Extracted text ->

* * * *

The first event we consider starts from the initial configurations (at t = 0) shown above in Figure 1 and Figure 2. In this case the relevant initial parameters are the following:
cH(0) = 60.5, u[cH(0)] = 0.146, cF(0) = 1.0, u[cF(0)] = 0.003, R1F = 0.2, a = 0.13, E(0) = 0.346.
As one can see, the condition for brain drain out-flow migration at t = 0 stated in eq.(4) is satisfied, since the sum of the expectation and the utility abroad (0.349) overcompensates the utility at home. Running our simulation we want to check whether, for some t > 0, the latter inequality would be reversed: in other words, we look for a value t = σ, in the interval [0,T], which would satisfy the return condition stated in eq.(7). In Figure 3 we show simultaneously, as function of time: the utility at home u[cH(t)] (green line), the utility abroad u[cF(t)] (red line), the expectation E(t) (blue line) and the sum u[cF(t)] + E(t) (black line). We recall that, according to eq. (5), expectation E(t)decreases in time with a rate proportional to the risk aversion. Now, we assume that rE (a) = kEa, with kE = 0.005, that will remain fixed for all our simulations (we will return to this issue later).

* * * *

What you need to do ->
(1) In the brain drain simulation text, what do you get when you write out the passage between "The first event" and "E(0) = 0.346.", inclusive, substituting "episode" for "event"?
(2) How would you translate this sentence from the brain drain simulation text into Spanish: "As one can see, the condition for brain drain out-flow migration at t = 0 stated in eq.(4) is satisfied, since the sum of the expectation and the utility abroad (0.349) overcompensates the utility at home."

Supplied information ->

* * * *

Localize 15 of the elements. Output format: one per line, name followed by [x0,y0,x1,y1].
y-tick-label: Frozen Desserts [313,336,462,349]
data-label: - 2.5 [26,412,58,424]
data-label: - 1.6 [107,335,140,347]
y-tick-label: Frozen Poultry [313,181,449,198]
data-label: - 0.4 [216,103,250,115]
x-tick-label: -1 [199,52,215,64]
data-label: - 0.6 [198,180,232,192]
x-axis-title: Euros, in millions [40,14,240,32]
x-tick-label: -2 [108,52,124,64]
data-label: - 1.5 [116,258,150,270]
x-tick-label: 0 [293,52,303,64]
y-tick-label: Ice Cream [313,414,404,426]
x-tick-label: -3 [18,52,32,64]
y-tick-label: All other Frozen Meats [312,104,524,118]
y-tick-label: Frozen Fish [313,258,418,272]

* * * *

The answers ->
(1)
The first episode we consider starts from the initial configurations (at t = 0) shown above in Figure 1 and Figure 2. In this case the relevant initial parameters are the following:
cH(0) = 60.5, u[cH(0)] = 0.146, cF(0) = 1.0, u[cF(0)] = 0.003, R1F = 0.2, a = 0.13, E(0) = 0.346.

(2) Como puede verse, la condición para la migración de salida por fuga de cerebros en t = 0 establecida en la ec. (4) se cumple, ya que la suma de la expectativa y la utilidad en el extranjero (0.349) sobrecompensa la utilidad en el país de origen.